| Supplied material |
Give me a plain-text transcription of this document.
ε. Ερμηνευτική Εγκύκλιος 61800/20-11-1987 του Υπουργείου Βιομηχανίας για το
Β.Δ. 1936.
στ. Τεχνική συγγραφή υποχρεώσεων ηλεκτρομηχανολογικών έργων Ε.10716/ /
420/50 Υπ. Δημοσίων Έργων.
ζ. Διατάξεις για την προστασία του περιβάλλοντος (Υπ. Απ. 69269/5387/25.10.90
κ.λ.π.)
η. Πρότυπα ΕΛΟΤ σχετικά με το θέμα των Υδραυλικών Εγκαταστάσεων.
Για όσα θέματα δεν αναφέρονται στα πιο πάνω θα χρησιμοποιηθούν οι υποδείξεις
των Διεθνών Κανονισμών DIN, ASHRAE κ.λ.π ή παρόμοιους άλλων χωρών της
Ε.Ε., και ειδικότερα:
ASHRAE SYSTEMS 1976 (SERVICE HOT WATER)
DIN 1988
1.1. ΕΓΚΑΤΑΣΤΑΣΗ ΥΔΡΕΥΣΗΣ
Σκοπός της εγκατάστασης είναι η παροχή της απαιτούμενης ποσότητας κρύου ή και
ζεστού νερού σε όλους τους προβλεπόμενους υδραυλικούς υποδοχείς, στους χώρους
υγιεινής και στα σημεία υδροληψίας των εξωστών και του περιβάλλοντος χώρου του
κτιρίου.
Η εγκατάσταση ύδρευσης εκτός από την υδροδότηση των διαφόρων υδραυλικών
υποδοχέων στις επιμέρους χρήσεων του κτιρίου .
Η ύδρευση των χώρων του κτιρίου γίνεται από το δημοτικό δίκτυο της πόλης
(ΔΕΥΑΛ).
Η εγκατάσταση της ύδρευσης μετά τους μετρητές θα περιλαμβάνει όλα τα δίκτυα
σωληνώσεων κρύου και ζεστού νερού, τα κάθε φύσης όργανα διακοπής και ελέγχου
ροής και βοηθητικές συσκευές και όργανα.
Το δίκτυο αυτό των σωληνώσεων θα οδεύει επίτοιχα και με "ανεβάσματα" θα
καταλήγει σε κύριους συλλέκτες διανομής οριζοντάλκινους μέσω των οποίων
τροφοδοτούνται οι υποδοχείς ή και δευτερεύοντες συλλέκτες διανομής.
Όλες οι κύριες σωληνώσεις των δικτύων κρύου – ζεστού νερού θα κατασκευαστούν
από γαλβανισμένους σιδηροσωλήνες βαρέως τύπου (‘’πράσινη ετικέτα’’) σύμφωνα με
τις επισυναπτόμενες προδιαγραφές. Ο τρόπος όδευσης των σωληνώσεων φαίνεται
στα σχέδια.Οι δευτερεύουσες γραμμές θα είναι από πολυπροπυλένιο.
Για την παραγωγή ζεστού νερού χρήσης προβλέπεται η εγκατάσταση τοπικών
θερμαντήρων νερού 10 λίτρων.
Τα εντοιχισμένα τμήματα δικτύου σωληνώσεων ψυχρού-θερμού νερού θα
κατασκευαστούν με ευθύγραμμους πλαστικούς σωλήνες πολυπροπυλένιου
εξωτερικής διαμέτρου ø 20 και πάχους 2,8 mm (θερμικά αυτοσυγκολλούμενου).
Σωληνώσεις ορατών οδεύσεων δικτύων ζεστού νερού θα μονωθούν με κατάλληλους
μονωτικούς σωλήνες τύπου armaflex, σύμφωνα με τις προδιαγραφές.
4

| Work to be completed |
Say, as a bare number, how many lines in the entries above include the string "όργανα".

| Correct answer |
2